▶ [Saved entries]:
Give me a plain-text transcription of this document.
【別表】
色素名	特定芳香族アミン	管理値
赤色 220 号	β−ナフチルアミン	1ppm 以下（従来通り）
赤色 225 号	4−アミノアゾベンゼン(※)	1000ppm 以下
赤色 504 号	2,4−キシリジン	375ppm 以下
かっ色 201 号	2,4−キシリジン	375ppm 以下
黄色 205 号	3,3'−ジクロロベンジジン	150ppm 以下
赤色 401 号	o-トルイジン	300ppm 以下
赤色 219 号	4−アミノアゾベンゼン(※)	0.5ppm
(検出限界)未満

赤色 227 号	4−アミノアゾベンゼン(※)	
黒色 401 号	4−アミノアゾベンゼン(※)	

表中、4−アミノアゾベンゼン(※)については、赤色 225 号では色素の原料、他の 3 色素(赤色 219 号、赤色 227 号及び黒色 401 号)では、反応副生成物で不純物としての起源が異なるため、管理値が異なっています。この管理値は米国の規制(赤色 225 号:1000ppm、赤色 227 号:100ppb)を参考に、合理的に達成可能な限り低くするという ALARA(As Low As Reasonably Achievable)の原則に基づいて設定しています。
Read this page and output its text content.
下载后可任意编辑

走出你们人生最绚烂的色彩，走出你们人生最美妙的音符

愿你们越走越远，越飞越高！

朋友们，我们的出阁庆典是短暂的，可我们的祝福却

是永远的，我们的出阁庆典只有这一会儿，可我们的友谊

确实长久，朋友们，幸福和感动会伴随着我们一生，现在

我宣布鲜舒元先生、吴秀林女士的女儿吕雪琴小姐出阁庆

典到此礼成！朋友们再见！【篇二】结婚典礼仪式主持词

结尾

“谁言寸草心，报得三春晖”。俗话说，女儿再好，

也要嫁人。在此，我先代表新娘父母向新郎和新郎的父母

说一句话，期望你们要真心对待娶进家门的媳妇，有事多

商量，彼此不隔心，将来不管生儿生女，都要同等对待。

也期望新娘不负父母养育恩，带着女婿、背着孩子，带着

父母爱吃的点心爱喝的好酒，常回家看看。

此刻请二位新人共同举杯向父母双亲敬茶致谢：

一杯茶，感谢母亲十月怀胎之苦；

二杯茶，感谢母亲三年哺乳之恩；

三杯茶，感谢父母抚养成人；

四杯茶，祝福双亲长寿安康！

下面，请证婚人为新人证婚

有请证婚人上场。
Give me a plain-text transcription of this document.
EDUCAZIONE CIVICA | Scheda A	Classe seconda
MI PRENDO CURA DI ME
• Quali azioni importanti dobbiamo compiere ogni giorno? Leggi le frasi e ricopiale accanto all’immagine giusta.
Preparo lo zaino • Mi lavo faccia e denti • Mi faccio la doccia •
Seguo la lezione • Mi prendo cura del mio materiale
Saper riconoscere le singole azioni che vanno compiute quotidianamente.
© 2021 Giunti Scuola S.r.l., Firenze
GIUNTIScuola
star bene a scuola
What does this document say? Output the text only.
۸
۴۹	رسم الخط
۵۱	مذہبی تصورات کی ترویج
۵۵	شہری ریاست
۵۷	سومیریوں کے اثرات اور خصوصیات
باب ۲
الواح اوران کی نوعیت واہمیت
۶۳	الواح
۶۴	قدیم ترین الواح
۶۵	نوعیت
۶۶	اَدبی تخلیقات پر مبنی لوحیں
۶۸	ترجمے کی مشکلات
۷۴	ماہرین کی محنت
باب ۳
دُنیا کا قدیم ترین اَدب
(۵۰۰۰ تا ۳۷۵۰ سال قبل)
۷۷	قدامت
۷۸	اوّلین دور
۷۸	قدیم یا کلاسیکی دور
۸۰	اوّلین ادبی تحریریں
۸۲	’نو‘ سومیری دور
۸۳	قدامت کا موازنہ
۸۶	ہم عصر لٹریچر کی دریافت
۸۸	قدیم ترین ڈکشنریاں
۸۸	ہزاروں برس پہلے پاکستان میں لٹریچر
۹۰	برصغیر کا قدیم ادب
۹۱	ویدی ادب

▶ [THE TASK]: Give the data again, exactly as it stands.

▶ [TASK OUTPUT]:
Give me a plain-text transcription of this document.
【別表】
色素名	特定芳香族アミン	管理値
赤色 220 号	β−ナフチルアミン	1ppm 以下（従来通り）
赤色 225 号	4−アミノアゾベンゼン(※)	1000ppm 以下
赤色 504 号	2,4−キシリジン	375ppm 以下
かっ色 201 号	2,4−キシリジン	375ppm 以下
黄色 205 号	3,3'−ジクロロベンジジン	150ppm 以下
赤色 401 号	o-トルイジン	300ppm 以下
赤色 219 号	4−アミノアゾベンゼン(※)	0.5ppm
(検出限界)未満

赤色 227 号	4−アミノアゾベンゼン(※)	
黒色 401 号	4−アミノアゾベンゼン(※)	

表中、4−アミノアゾベンゼン(※)については、赤色 225 号では色素の原料、他の 3 色素(赤色 219 号、赤色 227 号及び黒色 401 号)では、反応副生成物で不純物としての起源が異なるため、管理値が異なっています。この管理値は米国の規制(赤色 225 号:1000ppm、赤色 227 号:100ppb)を参考に、合理的に達成可能な限り低くするという ALARA(As Low As Reasonably Achievable)の原則に基づいて設定しています。
Read this page and output its text content.
下载后可任意编辑

走出你们人生最绚烂的色彩，走出你们人生最美妙的音符

愿你们越走越远，越飞越高！

朋友们，我们的出阁庆典是短暂的，可我们的祝福却

是永远的，我们的出阁庆典只有这一会儿，可我们的友谊

确实长久，朋友们，幸福和感动会伴随着我们一生，现在

我宣布鲜舒元先生、吴秀林女士的女儿吕雪琴小姐出阁庆

典到此礼成！朋友们再见！【篇二】结婚典礼仪式主持词

结尾

“谁言寸草心，报得三春晖”。俗话说，女儿再好，

也要嫁人。在此，我先代表新娘父母向新郎和新郎的父母

说一句话，期望你们要真心对待娶进家门的媳妇，有事多

商量，彼此不隔心，将来不管生儿生女，都要同等对待。

也期望新娘不负父母养育恩，带着女婿、背着孩子，带着

父母爱吃的点心爱喝的好酒，常回家看看。

此刻请二位新人共同举杯向父母双亲敬茶致谢：

一杯茶，感谢母亲十月怀胎之苦；

二杯茶，感谢母亲三年哺乳之恩；

三杯茶，感谢父母抚养成人；

四杯茶，祝福双亲长寿安康！

下面，请证婚人为新人证婚

有请证婚人上场。
Give me a plain-text transcription of this document.
EDUCAZIONE CIVICA | Scheda A	Classe seconda
MI PRENDO CURA DI ME
• Quali azioni importanti dobbiamo compiere ogni giorno? Leggi le frasi e ricopiale accanto all’immagine giusta.
Preparo lo zaino • Mi lavo faccia e denti • Mi faccio la doccia •
Seguo la lezione • Mi prendo cura del mio materiale
Saper riconoscere le singole azioni che vanno compiute quotidianamente.
© 2021 Giunti Scuola S.r.l., Firenze
GIUNTIScuola
star bene a scuola
What does this document say? Output the text only.
۸
۴۹	رسم الخط
۵۱	مذہبی تصورات کی ترویج
۵۵	شہری ریاست
۵۷	سومیریوں کے اثرات اور خصوصیات
باب ۲
الواح اوران کی نوعیت واہمیت
۶۳	الواح
۶۴	قدیم ترین الواح
۶۵	نوعیت
۶۶	اَدبی تخلیقات پر مبنی لوحیں
۶۸	ترجمے کی مشکلات
۷۴	ماہرین کی محنت
باب ۳
دُنیا کا قدیم ترین اَدب
(۵۰۰۰ تا ۳۷۵۰ سال قبل)
۷۷	قدامت
۷۸	اوّلین دور
۷۸	قدیم یا کلاسیکی دور
۸۰	اوّلین ادبی تحریریں
۸۲	’نو‘ سومیری دور
۸۳	قدامت کا موازنہ
۸۶	ہم عصر لٹریچر کی دریافت
۸۸	قدیم ترین ڈکشنریاں
۸۸	ہزاروں برس پہلے پاکستان میں لٹریچر
۹۰	برصغیر کا قدیم ادب
۹۱	ویدی ادب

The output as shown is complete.